• Task:
Please render the entries below as a JSON list of strings, one string per line with blank lines left out. Begin at the first line and stop after the line that contains "188, 1050, 285]".

— Start Exercise input —

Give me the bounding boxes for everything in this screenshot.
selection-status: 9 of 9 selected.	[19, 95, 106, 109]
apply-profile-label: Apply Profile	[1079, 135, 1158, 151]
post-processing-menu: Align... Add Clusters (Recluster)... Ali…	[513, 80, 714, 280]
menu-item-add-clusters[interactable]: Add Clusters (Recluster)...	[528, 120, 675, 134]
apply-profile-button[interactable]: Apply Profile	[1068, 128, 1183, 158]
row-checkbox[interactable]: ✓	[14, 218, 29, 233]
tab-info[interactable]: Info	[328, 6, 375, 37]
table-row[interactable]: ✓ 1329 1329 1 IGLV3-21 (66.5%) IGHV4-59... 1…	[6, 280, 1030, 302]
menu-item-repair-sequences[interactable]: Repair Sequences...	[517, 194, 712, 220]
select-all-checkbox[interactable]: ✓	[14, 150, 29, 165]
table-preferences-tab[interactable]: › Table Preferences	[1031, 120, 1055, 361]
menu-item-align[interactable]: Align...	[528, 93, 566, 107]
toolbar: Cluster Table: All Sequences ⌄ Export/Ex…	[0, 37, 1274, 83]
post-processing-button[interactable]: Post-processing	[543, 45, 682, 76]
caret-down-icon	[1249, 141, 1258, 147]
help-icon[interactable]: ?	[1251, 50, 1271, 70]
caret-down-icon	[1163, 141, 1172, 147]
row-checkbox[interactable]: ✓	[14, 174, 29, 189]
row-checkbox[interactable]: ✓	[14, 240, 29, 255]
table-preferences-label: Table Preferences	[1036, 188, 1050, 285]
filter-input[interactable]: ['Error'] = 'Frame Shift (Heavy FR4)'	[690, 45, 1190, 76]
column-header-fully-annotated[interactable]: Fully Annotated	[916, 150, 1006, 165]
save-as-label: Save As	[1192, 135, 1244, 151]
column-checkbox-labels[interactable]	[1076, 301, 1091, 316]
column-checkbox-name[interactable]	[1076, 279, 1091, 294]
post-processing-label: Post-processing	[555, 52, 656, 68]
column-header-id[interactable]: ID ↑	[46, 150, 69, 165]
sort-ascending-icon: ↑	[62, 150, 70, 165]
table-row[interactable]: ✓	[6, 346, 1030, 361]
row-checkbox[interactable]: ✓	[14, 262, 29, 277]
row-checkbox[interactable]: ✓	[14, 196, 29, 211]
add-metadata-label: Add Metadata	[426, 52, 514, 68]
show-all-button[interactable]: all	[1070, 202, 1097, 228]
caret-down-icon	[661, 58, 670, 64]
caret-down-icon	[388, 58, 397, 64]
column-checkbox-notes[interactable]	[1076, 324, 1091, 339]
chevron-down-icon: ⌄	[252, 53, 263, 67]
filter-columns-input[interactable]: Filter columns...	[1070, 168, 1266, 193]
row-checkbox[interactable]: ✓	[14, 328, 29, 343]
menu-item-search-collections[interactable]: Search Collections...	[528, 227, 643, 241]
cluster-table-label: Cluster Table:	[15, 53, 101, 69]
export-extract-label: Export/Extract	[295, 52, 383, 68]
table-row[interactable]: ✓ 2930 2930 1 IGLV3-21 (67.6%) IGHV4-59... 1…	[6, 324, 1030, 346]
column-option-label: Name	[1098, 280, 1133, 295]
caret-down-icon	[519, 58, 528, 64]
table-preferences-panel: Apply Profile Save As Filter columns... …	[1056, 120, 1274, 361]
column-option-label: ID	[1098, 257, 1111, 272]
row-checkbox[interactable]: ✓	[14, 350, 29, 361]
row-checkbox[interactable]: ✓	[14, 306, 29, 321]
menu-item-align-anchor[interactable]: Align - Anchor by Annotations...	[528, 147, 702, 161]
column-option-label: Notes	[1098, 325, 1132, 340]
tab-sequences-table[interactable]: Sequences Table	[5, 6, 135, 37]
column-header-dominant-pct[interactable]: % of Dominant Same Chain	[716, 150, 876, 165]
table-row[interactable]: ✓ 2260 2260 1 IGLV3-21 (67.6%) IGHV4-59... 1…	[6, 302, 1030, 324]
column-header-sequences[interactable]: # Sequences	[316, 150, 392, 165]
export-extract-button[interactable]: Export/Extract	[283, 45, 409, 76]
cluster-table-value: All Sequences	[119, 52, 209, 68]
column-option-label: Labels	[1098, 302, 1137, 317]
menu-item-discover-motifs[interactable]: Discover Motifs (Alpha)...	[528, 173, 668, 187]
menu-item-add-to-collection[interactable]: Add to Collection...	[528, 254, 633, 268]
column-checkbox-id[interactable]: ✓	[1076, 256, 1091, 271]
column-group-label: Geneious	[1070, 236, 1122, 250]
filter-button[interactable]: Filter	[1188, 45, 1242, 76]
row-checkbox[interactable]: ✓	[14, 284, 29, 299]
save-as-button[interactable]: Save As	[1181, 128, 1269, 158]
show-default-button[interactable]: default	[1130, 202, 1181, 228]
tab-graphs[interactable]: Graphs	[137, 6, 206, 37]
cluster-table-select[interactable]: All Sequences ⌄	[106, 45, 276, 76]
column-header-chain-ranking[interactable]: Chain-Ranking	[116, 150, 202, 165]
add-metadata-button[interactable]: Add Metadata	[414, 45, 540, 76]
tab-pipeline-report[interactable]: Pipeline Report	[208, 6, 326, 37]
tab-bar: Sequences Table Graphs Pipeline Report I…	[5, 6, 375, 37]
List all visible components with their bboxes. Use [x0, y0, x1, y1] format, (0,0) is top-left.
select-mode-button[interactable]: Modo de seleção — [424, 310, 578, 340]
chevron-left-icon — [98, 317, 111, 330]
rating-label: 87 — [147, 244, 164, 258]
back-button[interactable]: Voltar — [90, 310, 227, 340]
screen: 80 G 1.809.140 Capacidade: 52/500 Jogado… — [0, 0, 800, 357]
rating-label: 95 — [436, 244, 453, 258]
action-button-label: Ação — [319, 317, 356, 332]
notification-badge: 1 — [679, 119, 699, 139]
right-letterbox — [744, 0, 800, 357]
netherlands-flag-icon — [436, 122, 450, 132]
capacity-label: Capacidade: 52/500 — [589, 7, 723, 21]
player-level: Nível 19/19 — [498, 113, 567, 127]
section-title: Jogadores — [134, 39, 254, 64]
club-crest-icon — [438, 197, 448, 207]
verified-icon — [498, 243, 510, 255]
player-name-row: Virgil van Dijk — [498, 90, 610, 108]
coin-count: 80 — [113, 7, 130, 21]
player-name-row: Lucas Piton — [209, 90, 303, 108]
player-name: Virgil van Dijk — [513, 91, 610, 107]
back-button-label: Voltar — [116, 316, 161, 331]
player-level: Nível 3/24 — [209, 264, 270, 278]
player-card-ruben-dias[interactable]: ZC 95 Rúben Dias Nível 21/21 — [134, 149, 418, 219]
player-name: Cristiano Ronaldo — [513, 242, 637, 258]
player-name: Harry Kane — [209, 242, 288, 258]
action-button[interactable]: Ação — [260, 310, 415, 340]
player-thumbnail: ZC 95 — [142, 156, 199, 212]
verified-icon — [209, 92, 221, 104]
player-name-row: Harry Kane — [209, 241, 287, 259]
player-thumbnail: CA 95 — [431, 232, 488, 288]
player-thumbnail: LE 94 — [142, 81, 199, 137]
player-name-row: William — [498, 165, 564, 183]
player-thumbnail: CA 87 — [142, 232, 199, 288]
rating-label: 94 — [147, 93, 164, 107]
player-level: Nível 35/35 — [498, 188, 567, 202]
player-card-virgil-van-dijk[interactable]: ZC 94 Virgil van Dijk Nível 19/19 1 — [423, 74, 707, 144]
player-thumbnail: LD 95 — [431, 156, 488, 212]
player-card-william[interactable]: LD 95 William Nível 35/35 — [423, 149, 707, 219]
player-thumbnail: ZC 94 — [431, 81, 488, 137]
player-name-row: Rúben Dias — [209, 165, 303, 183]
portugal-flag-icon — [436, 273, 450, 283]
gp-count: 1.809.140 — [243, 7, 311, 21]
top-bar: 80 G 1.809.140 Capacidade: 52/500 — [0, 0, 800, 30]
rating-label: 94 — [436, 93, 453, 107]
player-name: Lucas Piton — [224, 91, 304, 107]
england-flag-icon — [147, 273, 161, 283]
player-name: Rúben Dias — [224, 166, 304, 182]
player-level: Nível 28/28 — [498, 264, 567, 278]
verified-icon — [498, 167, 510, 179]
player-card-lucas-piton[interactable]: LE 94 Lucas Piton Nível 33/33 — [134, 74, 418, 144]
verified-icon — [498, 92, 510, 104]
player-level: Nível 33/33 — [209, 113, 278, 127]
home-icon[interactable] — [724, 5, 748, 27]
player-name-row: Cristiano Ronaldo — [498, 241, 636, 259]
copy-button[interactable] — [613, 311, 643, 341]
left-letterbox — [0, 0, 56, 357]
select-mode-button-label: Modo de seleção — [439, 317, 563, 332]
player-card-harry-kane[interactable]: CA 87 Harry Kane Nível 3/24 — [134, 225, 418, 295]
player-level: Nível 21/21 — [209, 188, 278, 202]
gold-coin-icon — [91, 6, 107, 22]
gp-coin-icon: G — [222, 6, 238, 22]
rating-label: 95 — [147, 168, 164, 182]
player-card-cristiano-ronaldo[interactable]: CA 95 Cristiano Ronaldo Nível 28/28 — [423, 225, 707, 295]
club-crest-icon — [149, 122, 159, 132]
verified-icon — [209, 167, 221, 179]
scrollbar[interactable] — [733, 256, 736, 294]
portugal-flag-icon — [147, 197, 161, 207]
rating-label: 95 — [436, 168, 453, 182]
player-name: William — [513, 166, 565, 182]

— End Exercise input —

• Reply:
[
  "Give me the bounding boxes for everything in this screenshot.",
  "selection-status: 9 of 9 selected.\t[19, 95, 106, 109]",
  "apply-profile-label: Apply Profile\t[1079, 135, 1158, 151]",
  "post-processing-menu: Align... Add Clusters (Recluster)... Ali…\t[513, 80, 714, 280]",
  "menu-item-add-clusters[interactable]: Add Clusters (Recluster)...\t[528, 120, 675, 134]",
  "apply-profile-button[interactable]: Apply Profile\t[1068, 128, 1183, 158]",
  "row-checkbox[interactable]: ✓\t[14, 218, 29, 233]",
  "tab-info[interactable]: Info\t[328, 6, 375, 37]",
  "table-row[interactable]: ✓ 1329 1329 1 IGLV3-21 (66.5%) IGHV4-59... 1…\t[6, 280, 1030, 302]",
  "menu-item-repair-sequences[interactable]: Repair Sequences...\t[517, 194, 712, 220]",
  "select-all-checkbox[interactable]: ✓\t[14, 150, 29, 165]",
  "table-preferences-tab[interactable]: › Table Preferences\t[1031, 120, 1055, 361]",
  "menu-item-align[interactable]: Align...\t[528, 93, 566, 107]",
  "toolbar: Cluster Table: All Sequences ⌄ Export/Ex…\t[0, 37, 1274, 83]",
  "post-processing-button[interactable]: Post-processing\t[543, 45, 682, 76]",
  "caret-down-icon\t[1249, 141, 1258, 147]",
  "help-icon[interactable]: ?\t[1251, 50, 1271, 70]",
  "caret-down-icon\t[1163, 141, 1172, 147]",
  "row-checkbox[interactable]: ✓\t[14, 174, 29, 189]",
  "row-checkbox[interactable]: ✓\t[14, 240, 29, 255]",
  "table-preferences-label: Table Preferences\t[1036, 188, 1050, 285]"
]